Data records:
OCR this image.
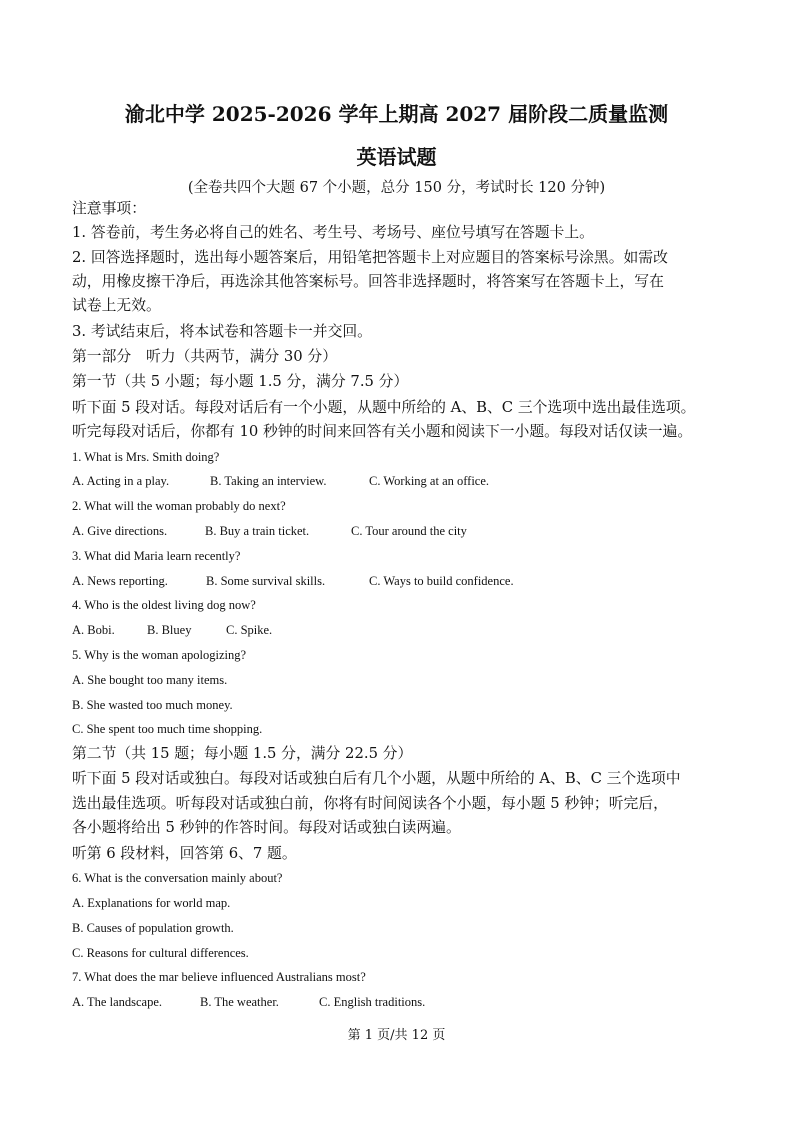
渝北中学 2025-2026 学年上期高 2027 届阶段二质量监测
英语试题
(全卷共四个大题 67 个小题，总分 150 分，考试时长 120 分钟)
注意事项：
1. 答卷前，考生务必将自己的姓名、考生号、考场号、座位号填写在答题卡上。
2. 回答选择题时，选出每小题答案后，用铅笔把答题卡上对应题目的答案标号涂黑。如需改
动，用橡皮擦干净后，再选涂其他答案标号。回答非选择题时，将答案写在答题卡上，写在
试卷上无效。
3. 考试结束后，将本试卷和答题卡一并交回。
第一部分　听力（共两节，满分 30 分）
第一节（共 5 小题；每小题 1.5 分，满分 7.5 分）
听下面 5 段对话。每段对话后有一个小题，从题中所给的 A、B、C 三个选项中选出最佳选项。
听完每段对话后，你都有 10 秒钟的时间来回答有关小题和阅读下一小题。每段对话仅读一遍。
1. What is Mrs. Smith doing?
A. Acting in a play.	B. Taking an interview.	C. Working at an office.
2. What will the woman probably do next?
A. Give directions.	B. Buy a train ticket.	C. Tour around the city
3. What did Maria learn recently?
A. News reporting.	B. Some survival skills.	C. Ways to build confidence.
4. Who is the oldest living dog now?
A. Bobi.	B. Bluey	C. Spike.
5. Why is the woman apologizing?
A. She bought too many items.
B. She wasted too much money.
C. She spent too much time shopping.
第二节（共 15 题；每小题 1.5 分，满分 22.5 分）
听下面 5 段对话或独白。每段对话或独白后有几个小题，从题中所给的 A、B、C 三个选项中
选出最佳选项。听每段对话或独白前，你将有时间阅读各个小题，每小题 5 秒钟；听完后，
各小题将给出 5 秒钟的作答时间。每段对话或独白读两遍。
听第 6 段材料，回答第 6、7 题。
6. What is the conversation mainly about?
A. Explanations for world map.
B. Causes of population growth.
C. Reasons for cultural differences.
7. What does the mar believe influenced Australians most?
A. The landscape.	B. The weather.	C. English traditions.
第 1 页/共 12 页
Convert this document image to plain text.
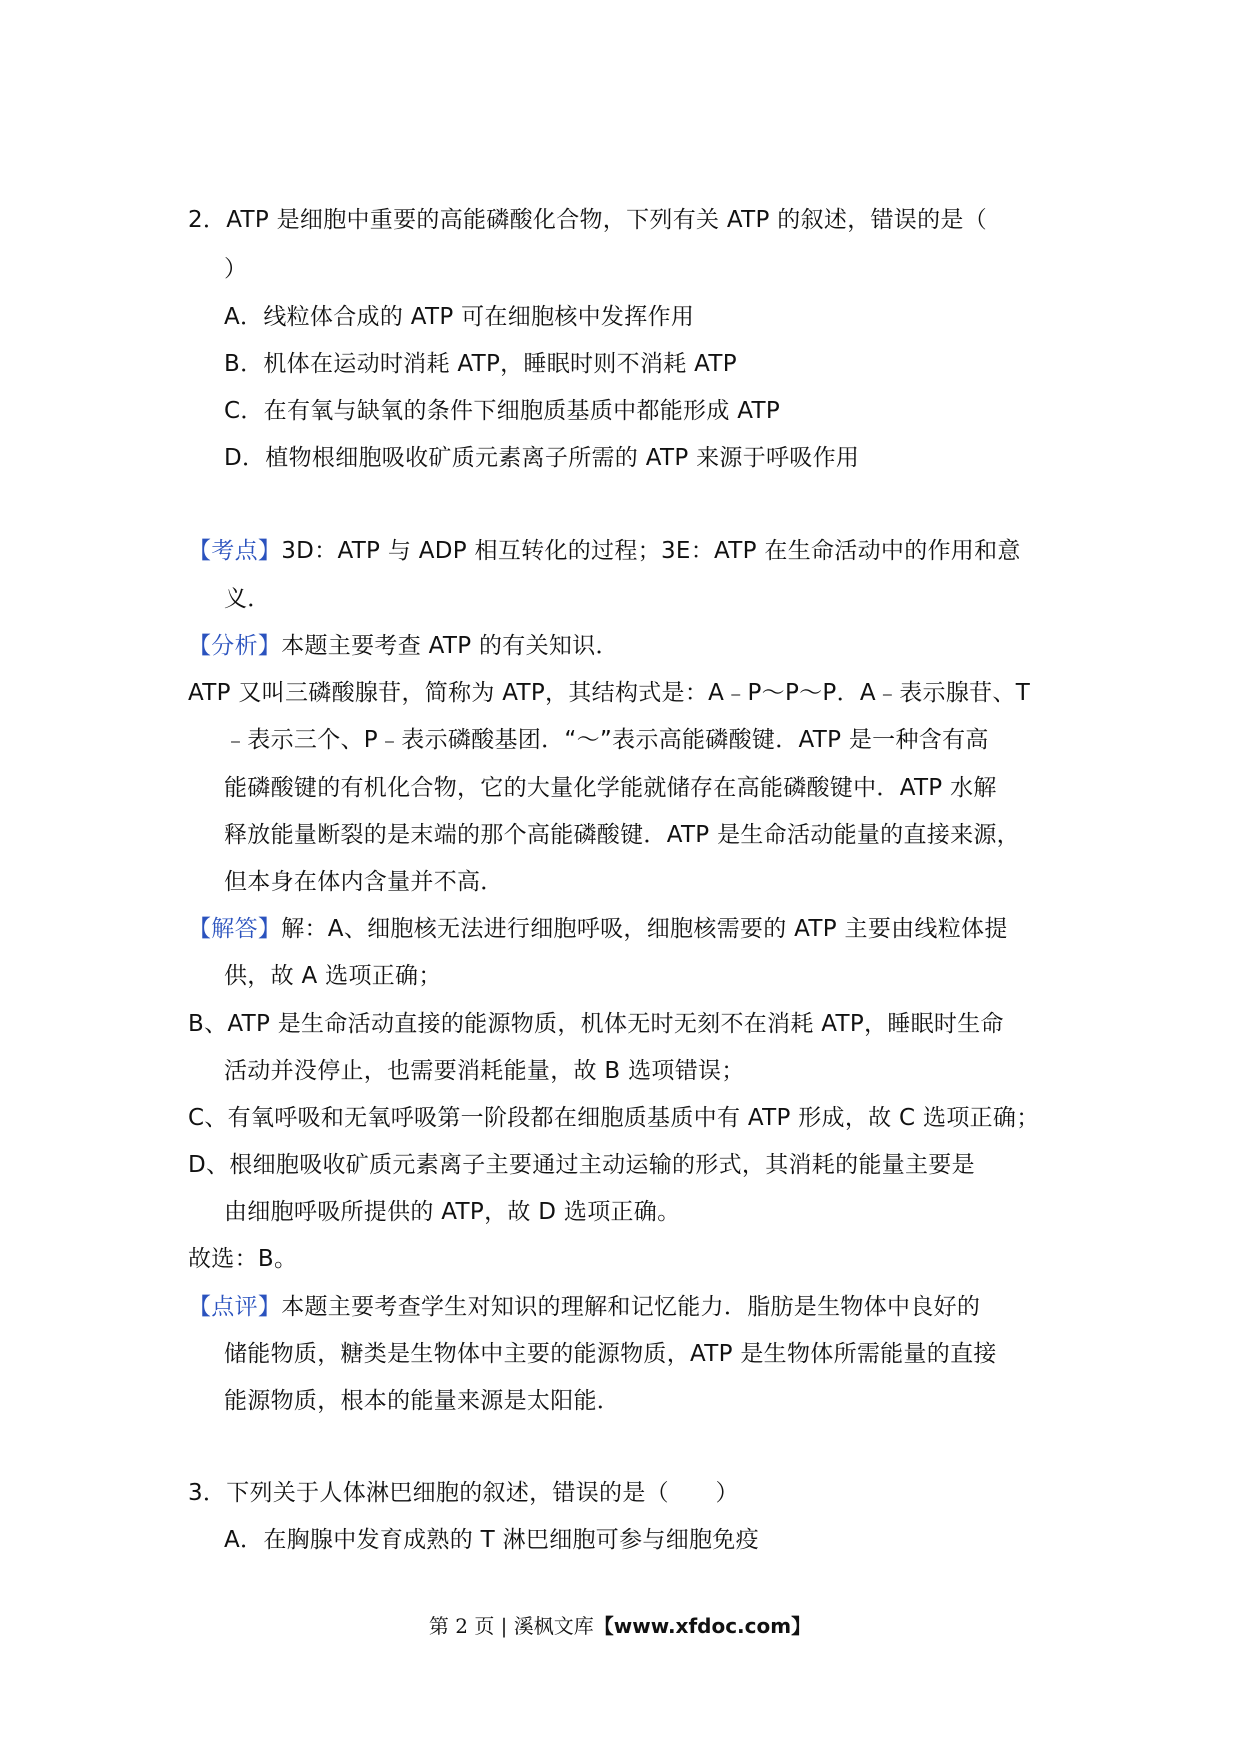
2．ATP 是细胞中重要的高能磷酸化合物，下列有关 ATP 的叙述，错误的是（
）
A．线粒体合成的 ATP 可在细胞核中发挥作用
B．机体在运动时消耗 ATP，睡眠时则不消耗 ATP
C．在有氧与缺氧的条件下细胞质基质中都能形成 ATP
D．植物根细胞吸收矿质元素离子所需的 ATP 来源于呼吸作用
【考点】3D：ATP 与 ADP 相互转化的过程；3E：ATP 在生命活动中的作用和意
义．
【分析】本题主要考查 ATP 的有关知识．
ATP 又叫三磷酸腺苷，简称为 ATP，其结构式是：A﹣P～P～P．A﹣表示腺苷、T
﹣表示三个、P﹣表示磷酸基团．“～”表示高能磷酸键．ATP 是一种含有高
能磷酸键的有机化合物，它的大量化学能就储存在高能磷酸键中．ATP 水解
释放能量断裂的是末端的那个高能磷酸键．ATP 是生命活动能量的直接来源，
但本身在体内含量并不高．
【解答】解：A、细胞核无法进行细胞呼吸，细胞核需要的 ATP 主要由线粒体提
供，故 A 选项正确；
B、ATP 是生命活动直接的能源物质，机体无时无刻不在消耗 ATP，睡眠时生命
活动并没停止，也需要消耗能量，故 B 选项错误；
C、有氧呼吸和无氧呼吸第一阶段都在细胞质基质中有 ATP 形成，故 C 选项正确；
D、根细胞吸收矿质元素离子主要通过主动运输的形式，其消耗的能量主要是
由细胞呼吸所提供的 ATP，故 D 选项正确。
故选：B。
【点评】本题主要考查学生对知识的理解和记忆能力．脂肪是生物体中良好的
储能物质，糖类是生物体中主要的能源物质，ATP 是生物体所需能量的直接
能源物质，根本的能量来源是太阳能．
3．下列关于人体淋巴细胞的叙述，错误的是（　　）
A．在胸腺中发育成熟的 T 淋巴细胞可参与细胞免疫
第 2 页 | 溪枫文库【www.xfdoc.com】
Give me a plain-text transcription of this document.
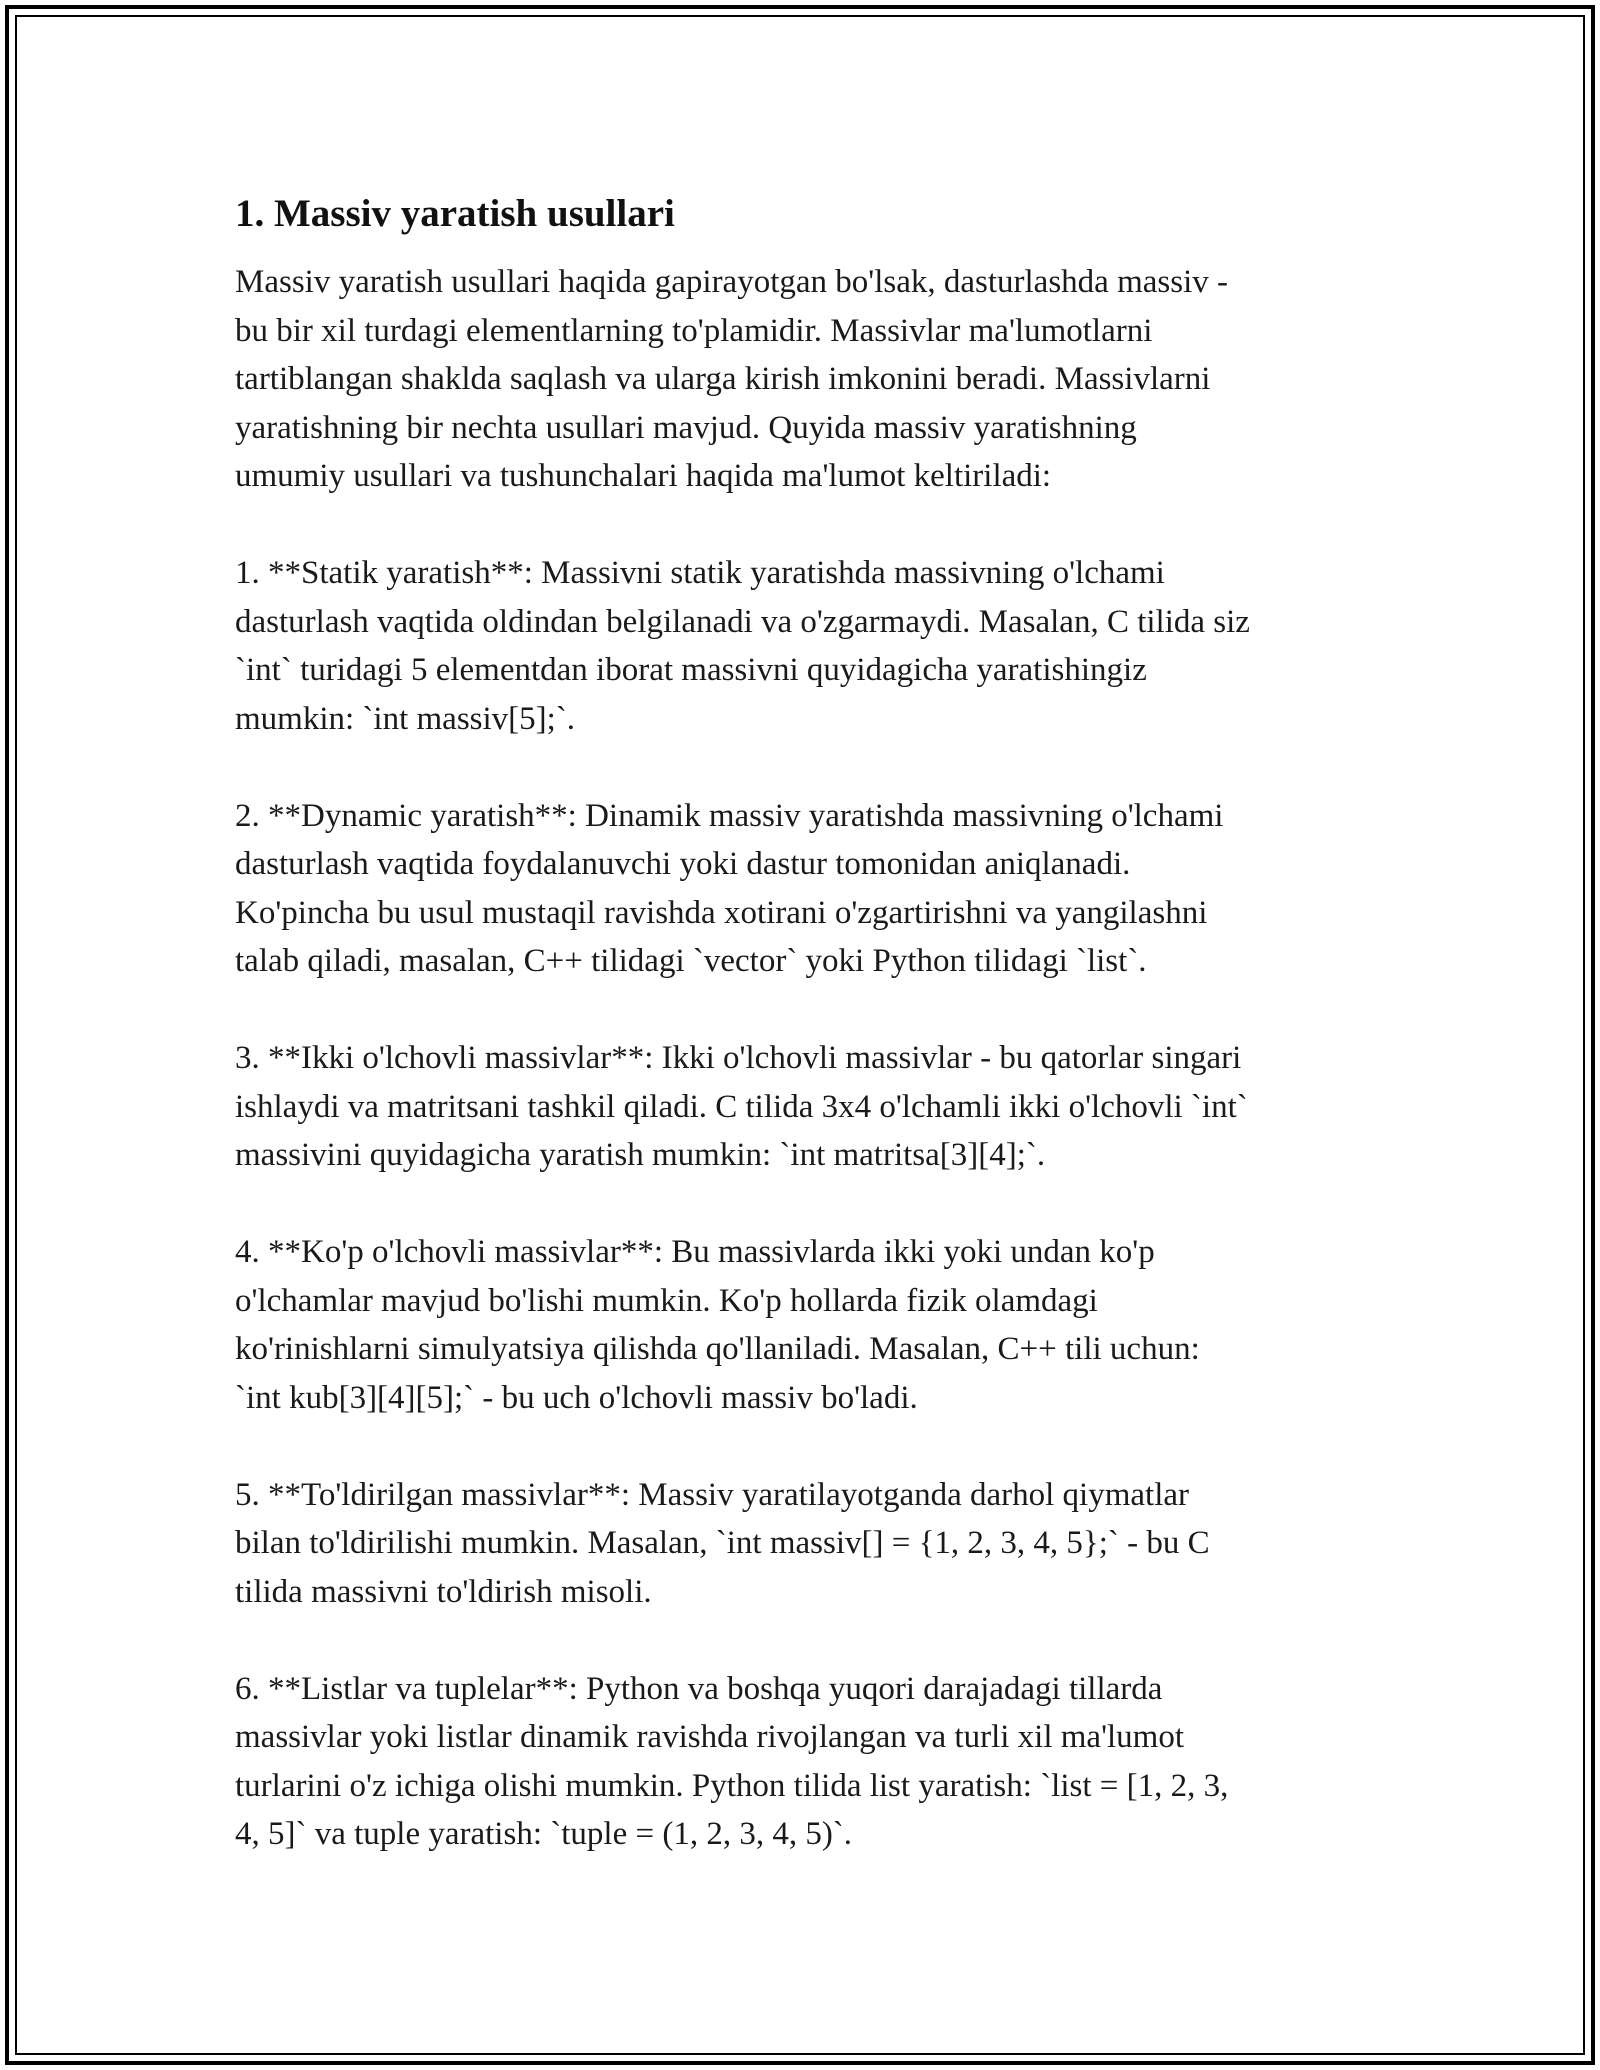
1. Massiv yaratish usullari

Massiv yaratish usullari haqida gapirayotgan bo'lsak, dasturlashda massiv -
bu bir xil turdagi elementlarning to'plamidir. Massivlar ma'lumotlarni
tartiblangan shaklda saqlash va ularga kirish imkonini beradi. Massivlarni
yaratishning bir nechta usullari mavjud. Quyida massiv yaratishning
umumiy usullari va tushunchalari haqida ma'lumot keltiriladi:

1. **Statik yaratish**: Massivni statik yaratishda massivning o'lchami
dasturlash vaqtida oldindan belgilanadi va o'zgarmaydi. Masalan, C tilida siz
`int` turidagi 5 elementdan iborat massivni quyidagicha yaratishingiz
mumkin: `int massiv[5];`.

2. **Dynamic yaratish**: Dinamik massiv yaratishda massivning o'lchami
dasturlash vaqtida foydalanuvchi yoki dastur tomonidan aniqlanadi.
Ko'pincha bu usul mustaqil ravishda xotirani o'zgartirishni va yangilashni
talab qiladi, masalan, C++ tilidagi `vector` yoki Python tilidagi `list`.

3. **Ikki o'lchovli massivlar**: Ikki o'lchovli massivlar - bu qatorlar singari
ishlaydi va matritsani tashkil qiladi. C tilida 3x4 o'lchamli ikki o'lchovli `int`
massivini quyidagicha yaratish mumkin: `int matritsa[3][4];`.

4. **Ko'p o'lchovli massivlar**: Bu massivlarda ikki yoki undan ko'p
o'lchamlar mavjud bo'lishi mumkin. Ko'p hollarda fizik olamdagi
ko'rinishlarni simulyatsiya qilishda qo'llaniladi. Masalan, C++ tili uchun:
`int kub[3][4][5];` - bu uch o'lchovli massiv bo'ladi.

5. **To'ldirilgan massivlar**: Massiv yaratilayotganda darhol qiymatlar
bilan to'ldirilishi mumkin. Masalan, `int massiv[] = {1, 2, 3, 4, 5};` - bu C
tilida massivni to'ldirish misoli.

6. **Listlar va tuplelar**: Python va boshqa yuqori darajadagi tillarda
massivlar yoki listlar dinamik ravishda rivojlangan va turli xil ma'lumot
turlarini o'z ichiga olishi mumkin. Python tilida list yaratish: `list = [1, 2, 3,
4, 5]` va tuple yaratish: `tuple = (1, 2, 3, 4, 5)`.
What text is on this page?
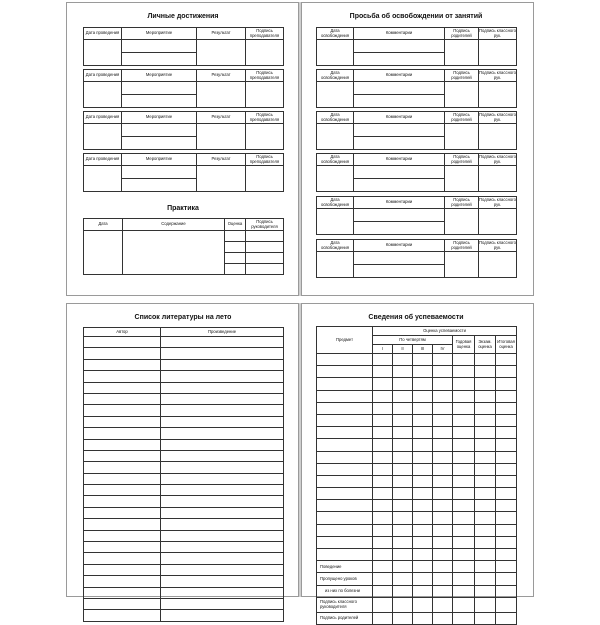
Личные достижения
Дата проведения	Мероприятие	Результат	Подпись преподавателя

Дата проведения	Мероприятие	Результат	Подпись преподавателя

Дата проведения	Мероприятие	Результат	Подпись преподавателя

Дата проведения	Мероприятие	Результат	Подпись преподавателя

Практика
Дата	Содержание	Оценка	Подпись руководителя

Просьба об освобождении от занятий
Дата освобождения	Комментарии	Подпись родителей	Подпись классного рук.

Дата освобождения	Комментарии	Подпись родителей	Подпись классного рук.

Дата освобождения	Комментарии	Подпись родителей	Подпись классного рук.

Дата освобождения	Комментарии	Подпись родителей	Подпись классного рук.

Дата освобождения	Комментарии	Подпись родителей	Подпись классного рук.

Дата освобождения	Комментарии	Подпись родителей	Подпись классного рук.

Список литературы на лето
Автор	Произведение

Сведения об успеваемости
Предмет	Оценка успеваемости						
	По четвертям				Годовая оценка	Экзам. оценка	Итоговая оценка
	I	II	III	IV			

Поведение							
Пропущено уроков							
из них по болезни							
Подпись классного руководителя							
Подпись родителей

Objective: Scan the material for lines with the word "massivning", and copy each line you find.

Complete output:
1. **Statik yaratish**: Massivni statik yaratishda massivning o'lchami
2. **Dynamic yaratish**: Dinamik massiv yaratishda massivning o'lchami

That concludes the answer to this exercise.